■ **Given exercise**
Reproduce all of the material below, substituting "bounding box" for every occurrence of "location" and keeping everything else unchanged. Omit the pictures from your output.

Source data:
++++++

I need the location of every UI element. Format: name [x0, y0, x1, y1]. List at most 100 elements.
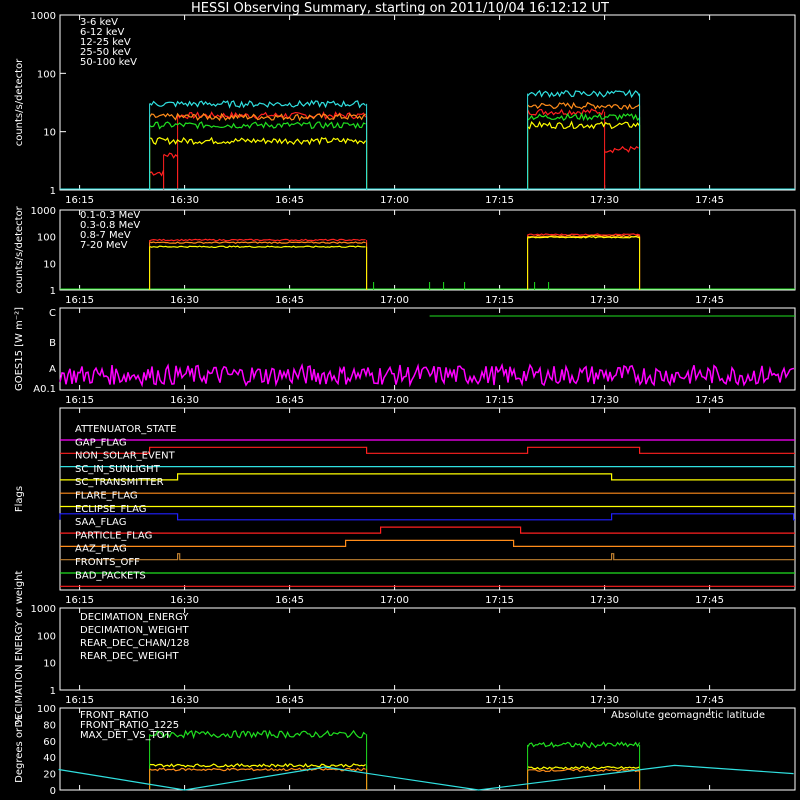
series-6-12 keV: [527, 101, 640, 111]
y-tick-label: 1000: [31, 11, 56, 22]
y-tick-label: 1000: [31, 604, 56, 615]
series-25-50 keV: [527, 112, 641, 122]
x-tick-label: 16:30: [170, 295, 199, 306]
annotation: Absolute geomagnetic latitude: [611, 710, 765, 721]
y-tick-label: C: [49, 308, 56, 319]
y-tick-label: 100: [37, 704, 56, 715]
x-tick-label: 17:30: [590, 595, 619, 606]
flag-label: NON_SOLAR_EVENT: [75, 451, 176, 462]
panel-2-frame: [59, 209, 796, 291]
y-axis-label: counts/s/detector: [14, 205, 25, 293]
flag-label: SAA_FLAG: [75, 517, 126, 528]
y-tick-label: 20: [43, 770, 56, 781]
series-FRONT_RATIO_1225: [149, 729, 367, 740]
y-tick-label: B: [49, 338, 56, 349]
y-tick-label: 0: [50, 786, 56, 797]
legend-entry: 7-20 MeV: [80, 240, 128, 251]
x-tick-label: 17:00: [380, 695, 409, 706]
legend-entry: REAR_DEC_CHAN/128: [80, 638, 189, 649]
flag-label: FRONTS_OFF: [75, 557, 140, 568]
series-MAX_DET_VS_TOT: [527, 768, 640, 773]
flag-line-PARTICLE_FLAG: [60, 539, 795, 547]
legend-entry: 50-100 keV: [80, 57, 137, 68]
y-tick-label: A: [49, 364, 56, 375]
x-tick-label: 16:15: [65, 695, 94, 706]
y-tick-label: 100: [37, 233, 56, 244]
flag-label: AAZ_FLAG: [75, 544, 127, 555]
series-50-100 keV: [527, 89, 641, 99]
x-tick-label: 17:15: [485, 695, 514, 706]
x-tick-label: 16:45: [275, 295, 304, 306]
chart-title: HESSI Observing Summary, starting on 201…: [191, 1, 609, 16]
y-tick-label: 100: [37, 631, 56, 642]
series-3-6 keV: [604, 145, 639, 154]
x-tick-label: 17:15: [485, 395, 514, 406]
hessi-summary-chart: HESSI Observing Summary, starting on 201…: [14, 1, 796, 797]
y-axis-label: Degrees or %: [14, 715, 25, 783]
series-0.8-7 MeV: [527, 235, 640, 239]
flag-line-ECLIPSE_FLAG: [59, 513, 795, 521]
series-3-6 keV: [149, 169, 165, 177]
x-tick-label: 16:30: [170, 595, 199, 606]
y-tick-label: 80: [43, 720, 56, 731]
y-tick-label: 10: [43, 659, 56, 670]
x-tick-label: 16:45: [275, 595, 304, 606]
x-tick-label: 17:15: [485, 595, 514, 606]
x-tick-label: 16:45: [275, 195, 304, 206]
y-axis-label: GOES15 [W m⁻²]: [14, 307, 25, 391]
x-tick-label: 17:45: [695, 695, 724, 706]
flag-label: SC_TRANSMITTER: [75, 477, 164, 488]
y-axis-label: counts/s/detector: [14, 58, 25, 146]
legend-entry: DECIMATION_ENERGY: [80, 612, 189, 623]
y-tick-label: 60: [43, 737, 56, 748]
y-axis-label: DECIMATION ENERGY or weight: [14, 570, 25, 727]
flag-label: ECLIPSE_FLAG: [75, 504, 146, 515]
x-tick-label: 17:30: [590, 295, 619, 306]
series-FRONT_RATIO: [527, 765, 640, 770]
series-0.8-7 MeV: [149, 245, 366, 249]
panel-4-frame: [59, 407, 796, 591]
flag-line-SC_IN_SUNLIGHT: [60, 473, 795, 481]
series-3-6 keV: [527, 108, 605, 117]
series-25-50 keV: [149, 121, 366, 130]
x-tick-label: 17:45: [695, 395, 724, 406]
series-0.1-0.3 MeV: [527, 233, 640, 236]
y-tick-label: 100: [37, 69, 56, 80]
series-0.1-0.3 MeV: [149, 238, 366, 242]
series-12-25 keV: [527, 120, 641, 130]
x-tick-label: 17:30: [590, 195, 619, 206]
flag-label: GAP_FLAG: [75, 437, 127, 448]
legend-entry: REAR_DEC_WEIGHT: [80, 651, 179, 662]
x-tick-label: 17:00: [380, 295, 409, 306]
y-axis-label: Flags: [14, 486, 25, 512]
x-tick-label: 16:30: [170, 395, 199, 406]
flag-line-AAZ_FLAG: [60, 553, 795, 561]
x-tick-label: 16:30: [170, 695, 199, 706]
x-tick-label: 16:15: [65, 295, 94, 306]
x-tick-label: 17:30: [590, 695, 619, 706]
x-tick-label: 16:45: [275, 395, 304, 406]
x-tick-label: 17:30: [590, 395, 619, 406]
x-tick-label: 17:15: [485, 295, 514, 306]
x-tick-label: 17:00: [380, 595, 409, 606]
y-tick-label: A0.1: [33, 384, 56, 395]
x-tick-label: 16:45: [275, 695, 304, 706]
flag-label: FLARE_FLAG: [75, 491, 138, 502]
series-FRONT_RATIO: [149, 762, 366, 768]
y-tick-label: 40: [43, 753, 56, 764]
x-tick-label: 17:45: [695, 295, 724, 306]
series-goes-low: [59, 362, 795, 388]
x-tick-label: 16:15: [65, 395, 94, 406]
y-tick-label: 1: [50, 186, 56, 197]
x-tick-label: 16:30: [170, 195, 199, 206]
y-tick-label: 1: [50, 686, 56, 697]
series-12-25 keV: [149, 136, 367, 146]
series-50-100 keV: [149, 99, 367, 109]
x-tick-label: 16:15: [65, 595, 94, 606]
series-FRONT_RATIO_1225: [527, 741, 641, 749]
y-tick-label: 10: [43, 128, 56, 139]
y-tick-label: 10: [43, 259, 56, 270]
flag-label: BAD_PACKETS: [75, 570, 146, 581]
x-tick-label: 17:00: [380, 195, 409, 206]
series-3-6 keV: [163, 152, 178, 159]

++++++

■ **Answer for this exercise**
I need the bounding box of every UI element. Format: name [x0, y0, x1, y1]. List at most 100 elements.
series-6-12 keV: [527, 101, 640, 111]
y-tick-label: 1000: [31, 11, 56, 22]
y-tick-label: 1000: [31, 604, 56, 615]
series-25-50 keV: [527, 112, 641, 122]
x-tick-label: 16:30: [170, 295, 199, 306]
annotation: Absolute geomagnetic latitude: [611, 710, 765, 721]
y-tick-label: C: [49, 308, 56, 319]
y-tick-label: 100: [37, 704, 56, 715]
x-tick-label: 17:30: [590, 595, 619, 606]
flag-label: NON_SOLAR_EVENT: [75, 451, 176, 462]
panel-2-frame: [59, 209, 796, 291]
y-axis-label: counts/s/detector: [14, 205, 25, 293]
flag-label: SAA_FLAG: [75, 517, 126, 528]
y-tick-label: 20: [43, 770, 56, 781]
series-FRONT_RATIO_1225: [149, 729, 367, 740]
y-tick-label: B: [49, 338, 56, 349]
y-tick-label: 0: [50, 786, 56, 797]
legend-entry: 7-20 MeV: [80, 240, 128, 251]
x-tick-label: 17:00: [380, 695, 409, 706]
legend-entry: REAR_DEC_CHAN/128: [80, 638, 189, 649]
flag-label: FRONTS_OFF: [75, 557, 140, 568]
series-MAX_DET_VS_TOT: [527, 768, 640, 773]
flag-line-PARTICLE_FLAG: [60, 539, 795, 547]
legend-entry: 50-100 keV: [80, 57, 137, 68]
y-tick-label: A: [49, 364, 56, 375]
x-tick-label: 16:15: [65, 695, 94, 706]
y-tick-label: 100: [37, 233, 56, 244]
flag-label: AAZ_FLAG: [75, 544, 127, 555]
series-50-100 keV: [527, 89, 641, 99]
x-tick-label: 17:15: [485, 695, 514, 706]
x-tick-label: 16:45: [275, 295, 304, 306]
chart-title: HESSI Observing Summary, starting on 201…: [191, 1, 609, 16]
y-tick-label: 100: [37, 631, 56, 642]
series-3-6 keV: [604, 145, 639, 154]
x-tick-label: 17:15: [485, 395, 514, 406]
hessi-summary-chart: HESSI Observing Summary, starting on 201…: [14, 1, 796, 797]
y-axis-label: Degrees or %: [14, 715, 25, 783]
series-0.8-7 MeV: [527, 235, 640, 239]
flag-line-ECLIPSE_FLAG: [59, 513, 795, 521]
series-3-6 keV: [149, 169, 165, 177]
x-tick-label: 16:30: [170, 595, 199, 606]
y-tick-label: 80: [43, 720, 56, 731]
y-tick-label: 10: [43, 659, 56, 670]
x-tick-label: 16:45: [275, 595, 304, 606]
x-tick-label: 17:15: [485, 595, 514, 606]
x-tick-label: 16:45: [275, 195, 304, 206]
y-axis-label: GOES15 [W m⁻²]: [14, 307, 25, 391]
x-tick-label: 17:45: [695, 695, 724, 706]
flag-label: SC_TRANSMITTER: [75, 477, 164, 488]
y-axis-label: counts/s/detector: [14, 58, 25, 146]
legend-entry: DECIMATION_ENERGY: [80, 612, 189, 623]
y-tick-label: 60: [43, 737, 56, 748]
y-axis-label: DECIMATION ENERGY or weight: [14, 570, 25, 727]
flag-label: ECLIPSE_FLAG: [75, 504, 146, 515]
x-tick-label: 17:30: [590, 295, 619, 306]
series-FRONT_RATIO: [527, 765, 640, 770]
series-0.8-7 MeV: [149, 245, 366, 249]
panel-4-frame: [59, 407, 796, 591]
flag-line-SC_IN_SUNLIGHT: [60, 473, 795, 481]
series-3-6 keV: [527, 108, 605, 117]
series-25-50 keV: [149, 121, 366, 130]
x-tick-label: 17:45: [695, 395, 724, 406]
series-0.1-0.3 MeV: [527, 233, 640, 236]
y-tick-label: 100: [37, 69, 56, 80]
series-0.1-0.3 MeV: [149, 238, 366, 242]
series-12-25 keV: [527, 120, 641, 130]
x-tick-label: 17:30: [590, 195, 619, 206]
flag-label: GAP_FLAG: [75, 437, 127, 448]
legend-entry: REAR_DEC_WEIGHT: [80, 651, 179, 662]
x-tick-label: 17:00: [380, 295, 409, 306]
y-axis-label: Flags: [14, 486, 25, 512]
x-tick-label: 16:30: [170, 395, 199, 406]
flag-line-AAZ_FLAG: [60, 553, 795, 561]
x-tick-label: 16:30: [170, 695, 199, 706]
x-tick-label: 16:15: [65, 295, 94, 306]
x-tick-label: 17:30: [590, 695, 619, 706]
x-tick-label: 16:45: [275, 395, 304, 406]
x-tick-label: 17:30: [590, 395, 619, 406]
x-tick-label: 17:15: [485, 295, 514, 306]
x-tick-label: 17:00: [380, 595, 409, 606]
y-tick-label: A0.1: [33, 384, 56, 395]
x-tick-label: 16:45: [275, 695, 304, 706]
flag-label: FLARE_FLAG: [75, 491, 138, 502]
series-FRONT_RATIO: [149, 762, 366, 768]
y-tick-label: 40: [43, 753, 56, 764]
x-tick-label: 17:45: [695, 295, 724, 306]
series-goes-low: [59, 362, 795, 388]
x-tick-label: 16:15: [65, 395, 94, 406]
y-tick-label: 1: [50, 186, 56, 197]
x-tick-label: 16:30: [170, 195, 199, 206]
y-tick-label: 1: [50, 686, 56, 697]
series-12-25 keV: [149, 136, 367, 146]
series-50-100 keV: [149, 99, 367, 109]
x-tick-label: 16:15: [65, 595, 94, 606]
series-FRONT_RATIO_1225: [527, 741, 641, 749]
y-tick-label: 10: [43, 128, 56, 139]
y-tick-label: 10: [43, 259, 56, 270]
flag-label: BAD_PACKETS: [75, 570, 146, 581]
x-tick-label: 17:00: [380, 195, 409, 206]
series-3-6 keV: [163, 152, 178, 159]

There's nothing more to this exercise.